PROMPT:
From the entries that follow, gather each line holding the word "PAYMENTS".

==== SUPPLIED DATA ====

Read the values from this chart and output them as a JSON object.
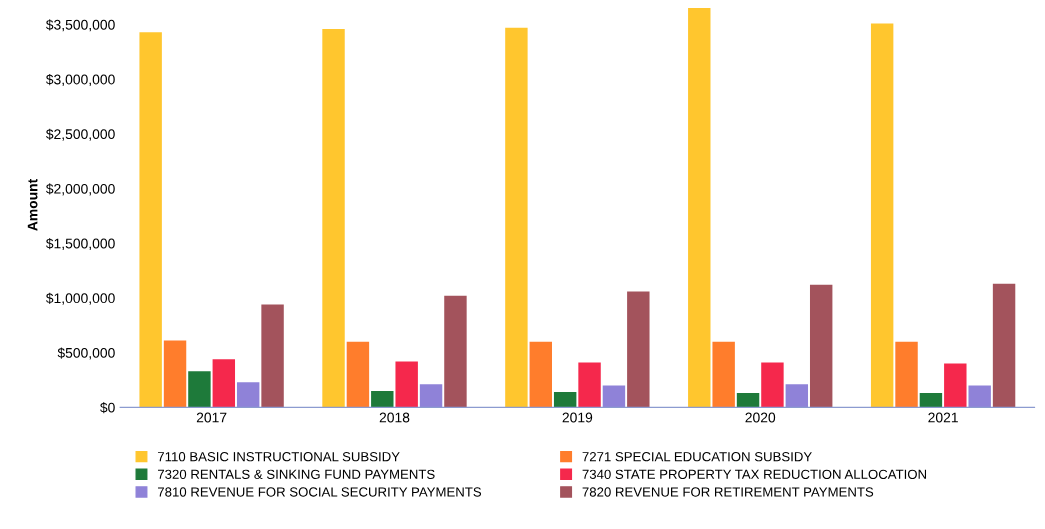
{
  "chart_data": {
    "type": "bar",
    "ylabel": "Amount",
    "categories": [
      "2017",
      "2018",
      "2019",
      "2020",
      "2021"
    ],
    "series": [
      {
        "name": "7110 BASIC INSTRUCTIONAL SUBSIDY",
        "color": "#ffc62e",
        "values": [
          3430000,
          3460000,
          3470000,
          3650000,
          3510000
        ]
      },
      {
        "name": "7271 SPECIAL EDUCATION SUBSIDY",
        "color": "#ff7d2c",
        "values": [
          610000,
          600000,
          600000,
          600000,
          600000
        ]
      },
      {
        "name": "7320 RENTALS & SINKING FUND PAYMENTS",
        "color": "#1e7a3a",
        "values": [
          330000,
          150000,
          140000,
          130000,
          130000
        ]
      },
      {
        "name": "7340 STATE PROPERTY TAX REDUCTION ALLOCATION",
        "color": "#f5284c",
        "values": [
          440000,
          420000,
          410000,
          410000,
          400000
        ]
      },
      {
        "name": "7810 REVENUE FOR SOCIAL SECURITY PAYMENTS",
        "color": "#8f82d8",
        "values": [
          230000,
          210000,
          200000,
          210000,
          200000
        ]
      },
      {
        "name": "7820 REVENUE FOR RETIREMENT PAYMENTS",
        "color": "#a3535c",
        "values": [
          940000,
          1020000,
          1060000,
          1120000,
          1130000
        ]
      }
    ],
    "ylim": [
      0,
      3700000
    ],
    "yticks": [
      {
        "value": 0,
        "label": "$0"
      },
      {
        "value": 500000,
        "label": "$500,000"
      },
      {
        "value": 1000000,
        "label": "$1,000,000"
      },
      {
        "value": 1500000,
        "label": "$1,500,000"
      },
      {
        "value": 2000000,
        "label": "$2,000,000"
      },
      {
        "value": 2500000,
        "label": "$2,500,000"
      },
      {
        "value": 3000000,
        "label": "$3,000,000"
      },
      {
        "value": 3500000,
        "label": "$3,500,000"
      }
    ],
    "grid": false,
    "legend": "bottom"
  }
}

====

SOLUTION TO THE PROBLEM:
        "name": "7320 RENTALS & SINKING FUND PAYMENTS",
        "name": "7810 REVENUE FOR SOCIAL SECURITY PAYMENTS",
        "name": "7820 REVENUE FOR RETIREMENT PAYMENTS",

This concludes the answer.